*DESCRIPTION OF THE TASK*.
The exercise asks for every line of the data to be reproduced exactly.

•••

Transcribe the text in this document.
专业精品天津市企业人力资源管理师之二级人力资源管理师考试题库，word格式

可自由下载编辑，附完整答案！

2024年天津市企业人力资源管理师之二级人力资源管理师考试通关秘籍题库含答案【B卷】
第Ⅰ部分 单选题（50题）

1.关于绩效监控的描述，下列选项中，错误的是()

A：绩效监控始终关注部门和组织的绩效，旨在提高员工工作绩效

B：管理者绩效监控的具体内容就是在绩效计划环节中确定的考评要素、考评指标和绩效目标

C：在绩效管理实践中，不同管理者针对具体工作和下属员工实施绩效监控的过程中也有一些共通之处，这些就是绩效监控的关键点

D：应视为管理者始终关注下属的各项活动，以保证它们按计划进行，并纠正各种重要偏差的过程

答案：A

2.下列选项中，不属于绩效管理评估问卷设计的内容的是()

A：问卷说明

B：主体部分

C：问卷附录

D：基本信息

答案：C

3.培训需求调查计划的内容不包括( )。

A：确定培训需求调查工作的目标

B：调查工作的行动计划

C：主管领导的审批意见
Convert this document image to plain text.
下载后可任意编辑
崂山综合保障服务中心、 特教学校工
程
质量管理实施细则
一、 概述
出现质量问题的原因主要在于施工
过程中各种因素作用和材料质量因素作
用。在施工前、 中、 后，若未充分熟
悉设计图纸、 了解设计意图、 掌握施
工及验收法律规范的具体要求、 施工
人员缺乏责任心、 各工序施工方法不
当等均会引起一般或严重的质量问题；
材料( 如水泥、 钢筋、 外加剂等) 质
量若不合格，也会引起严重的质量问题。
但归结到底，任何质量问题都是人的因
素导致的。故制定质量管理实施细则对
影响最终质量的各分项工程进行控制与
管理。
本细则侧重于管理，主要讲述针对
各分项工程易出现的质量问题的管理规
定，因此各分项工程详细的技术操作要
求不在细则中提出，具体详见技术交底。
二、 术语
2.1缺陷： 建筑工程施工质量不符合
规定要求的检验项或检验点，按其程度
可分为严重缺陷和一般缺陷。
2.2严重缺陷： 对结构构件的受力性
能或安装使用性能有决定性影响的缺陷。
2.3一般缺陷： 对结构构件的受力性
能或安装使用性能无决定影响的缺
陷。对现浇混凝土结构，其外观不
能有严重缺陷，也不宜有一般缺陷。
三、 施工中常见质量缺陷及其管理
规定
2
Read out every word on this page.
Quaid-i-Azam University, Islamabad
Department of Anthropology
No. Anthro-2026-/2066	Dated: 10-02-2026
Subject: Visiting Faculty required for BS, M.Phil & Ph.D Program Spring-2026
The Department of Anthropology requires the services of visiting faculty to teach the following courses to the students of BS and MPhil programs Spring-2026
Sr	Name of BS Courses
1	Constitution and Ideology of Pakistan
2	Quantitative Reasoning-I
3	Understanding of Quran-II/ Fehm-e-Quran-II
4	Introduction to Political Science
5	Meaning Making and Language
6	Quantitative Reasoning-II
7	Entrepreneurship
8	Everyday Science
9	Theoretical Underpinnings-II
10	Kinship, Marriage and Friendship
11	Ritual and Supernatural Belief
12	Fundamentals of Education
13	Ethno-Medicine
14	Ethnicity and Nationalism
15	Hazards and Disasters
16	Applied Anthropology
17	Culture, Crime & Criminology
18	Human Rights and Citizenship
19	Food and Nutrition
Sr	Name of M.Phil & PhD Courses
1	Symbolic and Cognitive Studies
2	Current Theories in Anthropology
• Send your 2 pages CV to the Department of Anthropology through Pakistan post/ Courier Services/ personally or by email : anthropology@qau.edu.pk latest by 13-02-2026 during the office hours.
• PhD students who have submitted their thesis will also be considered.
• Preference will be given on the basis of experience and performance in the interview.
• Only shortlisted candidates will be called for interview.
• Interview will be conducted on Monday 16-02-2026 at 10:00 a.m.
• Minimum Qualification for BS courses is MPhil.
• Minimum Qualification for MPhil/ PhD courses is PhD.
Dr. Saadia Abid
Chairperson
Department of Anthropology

•••

*IN RESPONSE*.
Transcribe the text in this document.
专业精品天津市企业人力资源管理师之二级人力资源管理师考试题库，word格式

可自由下载编辑，附完整答案！

2024年天津市企业人力资源管理师之二级人力资源管理师考试通关秘籍题库含答案【B卷】
第Ⅰ部分 单选题（50题）

1.关于绩效监控的描述，下列选项中，错误的是()

A：绩效监控始终关注部门和组织的绩效，旨在提高员工工作绩效

B：管理者绩效监控的具体内容就是在绩效计划环节中确定的考评要素、考评指标和绩效目标

C：在绩效管理实践中，不同管理者针对具体工作和下属员工实施绩效监控的过程中也有一些共通之处，这些就是绩效监控的关键点

D：应视为管理者始终关注下属的各项活动，以保证它们按计划进行，并纠正各种重要偏差的过程

答案：A

2.下列选项中，不属于绩效管理评估问卷设计的内容的是()

A：问卷说明

B：主体部分

C：问卷附录

D：基本信息

答案：C

3.培训需求调查计划的内容不包括( )。

A：确定培训需求调查工作的目标

B：调查工作的行动计划

C：主管领导的审批意见
Convert this document image to plain text.
下载后可任意编辑
崂山综合保障服务中心、 特教学校工
程
质量管理实施细则
一、 概述
出现质量问题的原因主要在于施工
过程中各种因素作用和材料质量因素作
用。在施工前、 中、 后，若未充分熟
悉设计图纸、 了解设计意图、 掌握施
工及验收法律规范的具体要求、 施工
人员缺乏责任心、 各工序施工方法不
当等均会引起一般或严重的质量问题；
材料( 如水泥、 钢筋、 外加剂等) 质
量若不合格，也会引起严重的质量问题。
但归结到底，任何质量问题都是人的因
素导致的。故制定质量管理实施细则对
影响最终质量的各分项工程进行控制与
管理。
本细则侧重于管理，主要讲述针对
各分项工程易出现的质量问题的管理规
定，因此各分项工程详细的技术操作要
求不在细则中提出，具体详见技术交底。
二、 术语
2.1缺陷： 建筑工程施工质量不符合
规定要求的检验项或检验点，按其程度
可分为严重缺陷和一般缺陷。
2.2严重缺陷： 对结构构件的受力性
能或安装使用性能有决定性影响的缺陷。
2.3一般缺陷： 对结构构件的受力性
能或安装使用性能无决定影响的缺
陷。对现浇混凝土结构，其外观不
能有严重缺陷，也不宜有一般缺陷。
三、 施工中常见质量缺陷及其管理
规定
2
Read out every word on this page.
Quaid-i-Azam University, Islamabad
Department of Anthropology
No. Anthro-2026-/2066	Dated: 10-02-2026
Subject: Visiting Faculty required for BS, M.Phil & Ph.D Program Spring-2026
The Department of Anthropology requires the services of visiting faculty to teach the following courses to the students of BS and MPhil programs Spring-2026
Sr	Name of BS Courses
1	Constitution and Ideology of Pakistan
2	Quantitative Reasoning-I
3	Understanding of Quran-II/ Fehm-e-Quran-II
4	Introduction to Political Science
5	Meaning Making and Language
6	Quantitative Reasoning-II
7	Entrepreneurship
8	Everyday Science
9	Theoretical Underpinnings-II
10	Kinship, Marriage and Friendship
11	Ritual and Supernatural Belief
12	Fundamentals of Education
13	Ethno-Medicine
14	Ethnicity and Nationalism
15	Hazards and Disasters
16	Applied Anthropology
17	Culture, Crime & Criminology
18	Human Rights and Citizenship
19	Food and Nutrition
Sr	Name of M.Phil & PhD Courses
1	Symbolic and Cognitive Studies
2	Current Theories in Anthropology
• Send your 2 pages CV to the Department of Anthropology through Pakistan post/ Courier Services/ personally or by email : anthropology@qau.edu.pk latest by 13-02-2026 during the office hours.
• PhD students who have submitted their thesis will also be considered.
• Preference will be given on the basis of experience and performance in the interview.
• Only shortlisted candidates will be called for interview.
• Interview will be conducted on Monday 16-02-2026 at 10:00 a.m.
• Minimum Qualification for BS courses is MPhil.
• Minimum Qualification for MPhil/ PhD courses is PhD.
Dr. Saadia Abid
Chairperson
Department of Anthropology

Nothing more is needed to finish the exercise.